__TASK REQUIREMENTS__.
Transcribe the listing in full, excluding any pictures.

# START OF GIVEN RECORDS

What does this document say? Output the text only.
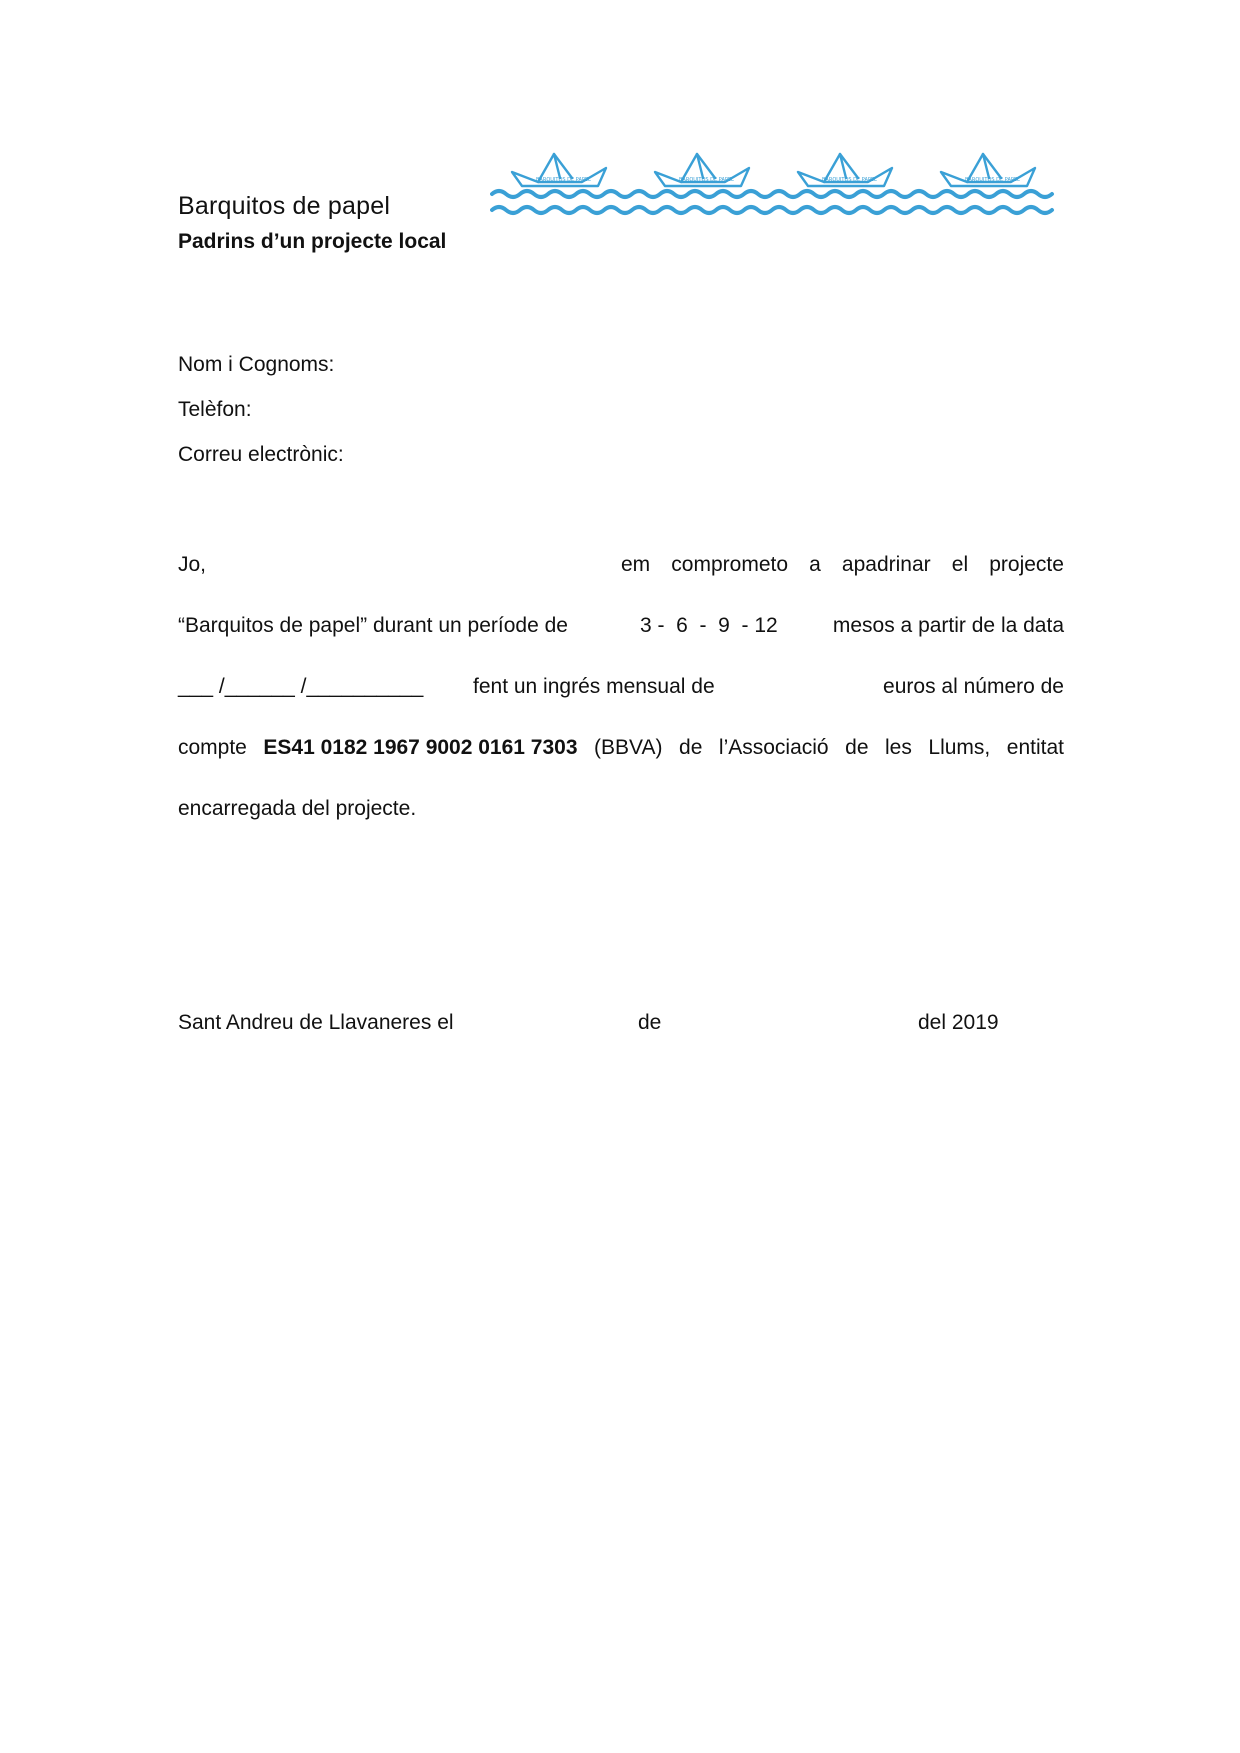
Barquitos de papel
Padrins d’un projecte local
BARQUITOS DE PAPEL	BARQUITOS DE PAPEL	BARQUITOS DE PAPEL	BARQUITOS DE PAPEL
Nom i Cognoms:
Telèfon:
Correu electrònic:
Jo,	em comprometo a apadrinar el projecte
“Barquitos de papel” durant un període de	3 -  6  -  9  - 12	mesos a partir de la data
___ /______ /__________ fent un ingrés mensual de	euros al número de
compte ES41 0182 1967 9002 0161 7303 (BBVA) de l’Associació de les Llums, entitat
encarregada del projecte.
Sant Andreu de Llavaneres el	de	del 2019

# END OF GIVEN RECORDS

__TASK RESULT__.
What does this document say? Output the text only.
Barquitos de papel
Padrins d’un projecte local
BARQUITOS DE PAPEL	BARQUITOS DE PAPEL	BARQUITOS DE PAPEL	BARQUITOS DE PAPEL
Nom i Cognoms:
Telèfon:
Correu electrònic:
Jo,	em comprometo a apadrinar el projecte
“Barquitos de papel” durant un període de	3 -  6  -  9  - 12	mesos a partir de la data
___ /______ /__________ fent un ingrés mensual de	euros al número de
compte ES41 0182 1967 9002 0161 7303 (BBVA) de l’Associació de les Llums, entitat
encarregada del projecte.
Sant Andreu de Llavaneres el	de	del 2019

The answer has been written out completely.